Exercise. Please rewrite the lines below as a numbered list, dropping any blank lines and leaving the pictures out of your answer.

━━━━━━

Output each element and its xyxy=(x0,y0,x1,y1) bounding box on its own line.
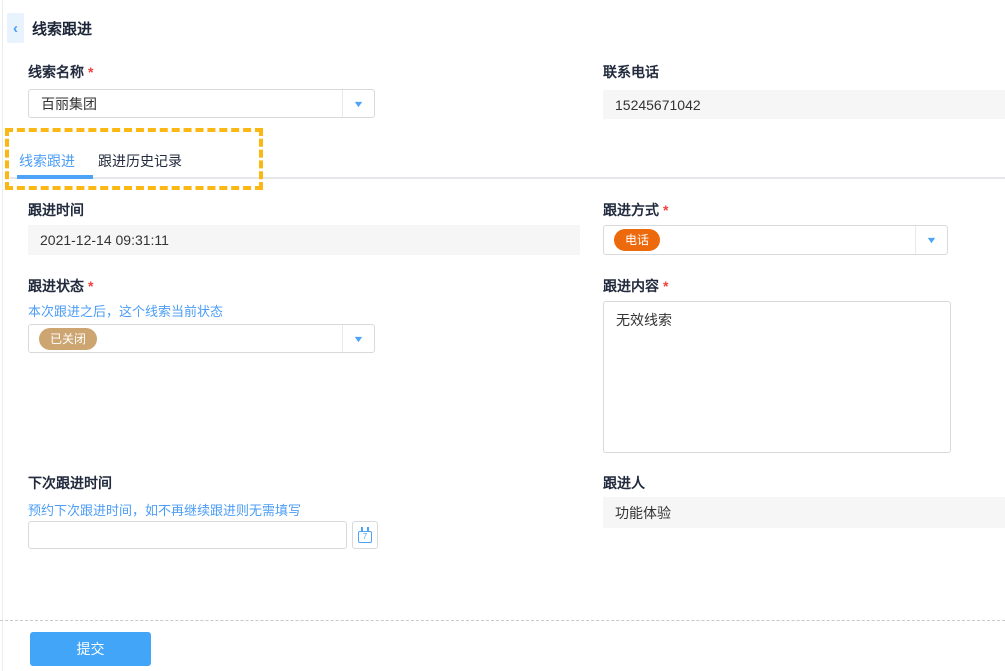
follow-time-field: 2021-12-14 09:31:11 xyxy=(28,225,580,255)
follow-status-label: 跟进状态* xyxy=(28,276,93,296)
required-marker: * xyxy=(663,202,668,218)
lead-name-label: 线索名称* xyxy=(28,62,93,82)
active-tab-underline xyxy=(17,175,93,179)
back-button[interactable]: ‹ xyxy=(7,13,24,43)
follower-label: 跟进人 xyxy=(603,473,645,493)
follow-method-tag: 电话 xyxy=(614,229,660,251)
follow-status-tag: 已关闭 xyxy=(39,328,97,350)
follow-method-caret-box[interactable]: ▼ xyxy=(915,226,947,254)
follow-status-hint: 本次跟进之后，这个线索当前状态 xyxy=(28,301,223,320)
required-marker: * xyxy=(663,278,668,294)
lead-name-caret-box[interactable]: ▼ xyxy=(342,90,374,117)
follow-content-textarea[interactable]: 无效线索 xyxy=(603,301,951,453)
follow-status-select[interactable]: 已关闭 ▼ xyxy=(28,324,375,353)
page-title: 线索跟进 xyxy=(32,18,92,39)
next-follow-time-input[interactable] xyxy=(28,521,347,549)
follow-status-caret-box[interactable]: ▼ xyxy=(342,325,374,352)
required-marker: * xyxy=(88,278,93,294)
next-follow-time-label: 下次跟进时间 xyxy=(28,473,112,493)
contact-phone-label: 联系电话 xyxy=(603,62,659,82)
chevron-down-icon: ▼ xyxy=(925,235,937,245)
lead-name-value: 百丽集团 xyxy=(29,90,342,117)
footer-dashed-divider xyxy=(0,620,1005,621)
tab-follow-up-history[interactable]: 跟进历史记录 xyxy=(98,151,182,171)
tabs-baseline xyxy=(10,177,1005,179)
panel-left-border xyxy=(2,0,3,671)
follow-time-value: 2021-12-14 09:31:11 xyxy=(40,232,169,248)
follow-method-label: 跟进方式* xyxy=(603,200,668,220)
contact-phone-value: 15245671042 xyxy=(615,97,701,113)
follow-content-label: 跟进内容* xyxy=(603,276,668,296)
calendar-icon: 7 xyxy=(358,531,372,543)
chevron-down-icon: ▼ xyxy=(352,334,364,344)
contact-phone-field: 15245671042 xyxy=(603,90,1005,119)
lead-follow-up-page: ‹ 线索跟进 线索名称* 百丽集团 ▼ 联系电话 15245671042 线索跟… xyxy=(0,0,1005,671)
lead-name-select[interactable]: 百丽集团 ▼ xyxy=(28,89,375,118)
next-follow-time-hint: 预约下次跟进时间，如不再继续跟进则无需填写 xyxy=(28,500,301,519)
tab-lead-follow-up[interactable]: 线索跟进 xyxy=(19,151,75,171)
follower-field: 功能体验 xyxy=(603,497,1005,528)
required-marker: * xyxy=(88,64,93,80)
calendar-picker-button[interactable]: 7 xyxy=(352,521,378,549)
follow-time-label: 跟进时间 xyxy=(28,200,84,220)
back-chevron-icon: ‹ xyxy=(13,20,18,37)
follower-value: 功能体验 xyxy=(615,503,671,523)
submit-button[interactable]: 提交 xyxy=(30,632,151,666)
chevron-down-icon: ▼ xyxy=(352,99,364,109)
follow-method-select[interactable]: 电话 ▼ xyxy=(603,225,948,255)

━━━━━━

Exercise output.
1. Output each element and its xyxy=(x0,y0,x1,y1) bounding box on its own line.
2. follow-time-field: 2021-12-14 09:31:11 xyxy=(28,225,580,255)
3. follow-status-label: 跟进状态* xyxy=(28,276,93,296)
4. required-marker: * xyxy=(663,202,668,218)
5. lead-name-label: 线索名称* xyxy=(28,62,93,82)
6. active-tab-underline xyxy=(17,175,93,179)
7. back-button[interactable]: ‹ xyxy=(7,13,24,43)
8. follower-label: 跟进人 xyxy=(603,473,645,493)
9. follow-method-tag: 电话 xyxy=(614,229,660,251)
10. follow-status-tag: 已关闭 xyxy=(39,328,97,350)
11. follow-method-caret-box[interactable]: ▼ xyxy=(915,226,947,254)
12. follow-status-hint: 本次跟进之后，这个线索当前状态 xyxy=(28,301,223,320)
13. required-marker: * xyxy=(663,278,668,294)
14. lead-name-caret-box[interactable]: ▼ xyxy=(342,90,374,117)
15. follow-content-textarea[interactable]: 无效线索 xyxy=(603,301,951,453)
16. follow-status-select[interactable]: 已关闭 ▼ xyxy=(28,324,375,353)
17. page-title: 线索跟进 xyxy=(32,18,92,39)
18. next-follow-time-input[interactable] xyxy=(28,521,347,549)
19. follow-status-caret-box[interactable]: ▼ xyxy=(342,325,374,352)
20. required-marker: * xyxy=(88,278,93,294)
21. next-follow-time-label: 下次跟进时间 xyxy=(28,473,112,493)
22. contact-phone-label: 联系电话 xyxy=(603,62,659,82)
23. chevron-down-icon: ▼ xyxy=(925,235,937,245)
24. lead-name-value: 百丽集团 xyxy=(29,90,342,117)
25. footer-dashed-divider xyxy=(0,620,1005,621)
26. tab-follow-up-history[interactable]: 跟进历史记录 xyxy=(98,151,182,171)
27. tabs-baseline xyxy=(10,177,1005,179)
28. panel-left-border xyxy=(2,0,3,671)
29. follow-time-value: 2021-12-14 09:31:11 xyxy=(40,232,169,248)
30. follow-method-label: 跟进方式* xyxy=(603,200,668,220)
31. contact-phone-value: 15245671042 xyxy=(615,97,701,113)
32. follow-content-label: 跟进内容* xyxy=(603,276,668,296)
33. calendar-icon: 7 xyxy=(358,531,372,543)
34. chevron-down-icon: ▼ xyxy=(352,334,364,344)
35. contact-phone-field: 15245671042 xyxy=(603,90,1005,119)
36. lead-follow-up-page: ‹ 线索跟进 线索名称* 百丽集团 ▼ 联系电话 15245671042 线索跟… xyxy=(0,0,1005,671)
37. lead-name-select[interactable]: 百丽集团 ▼ xyxy=(28,89,375,118)
38. next-follow-time-hint: 预约下次跟进时间，如不再继续跟进则无需填写 xyxy=(28,500,301,519)
39. tab-lead-follow-up[interactable]: 线索跟进 xyxy=(19,151,75,171)
40. follower-field: 功能体验 xyxy=(603,497,1005,528)
41. required-marker: * xyxy=(88,64,93,80)
42. calendar-picker-button[interactable]: 7 xyxy=(352,521,378,549)
43. follow-time-label: 跟进时间 xyxy=(28,200,84,220)
44. back-chevron-icon: ‹ xyxy=(13,20,18,37)
45. follower-value: 功能体验 xyxy=(615,503,671,523)
46. submit-button[interactable]: 提交 xyxy=(30,632,151,666)
47. chevron-down-icon: ▼ xyxy=(352,99,364,109)
48. follow-method-select[interactable]: 电话 ▼ xyxy=(603,225,948,255)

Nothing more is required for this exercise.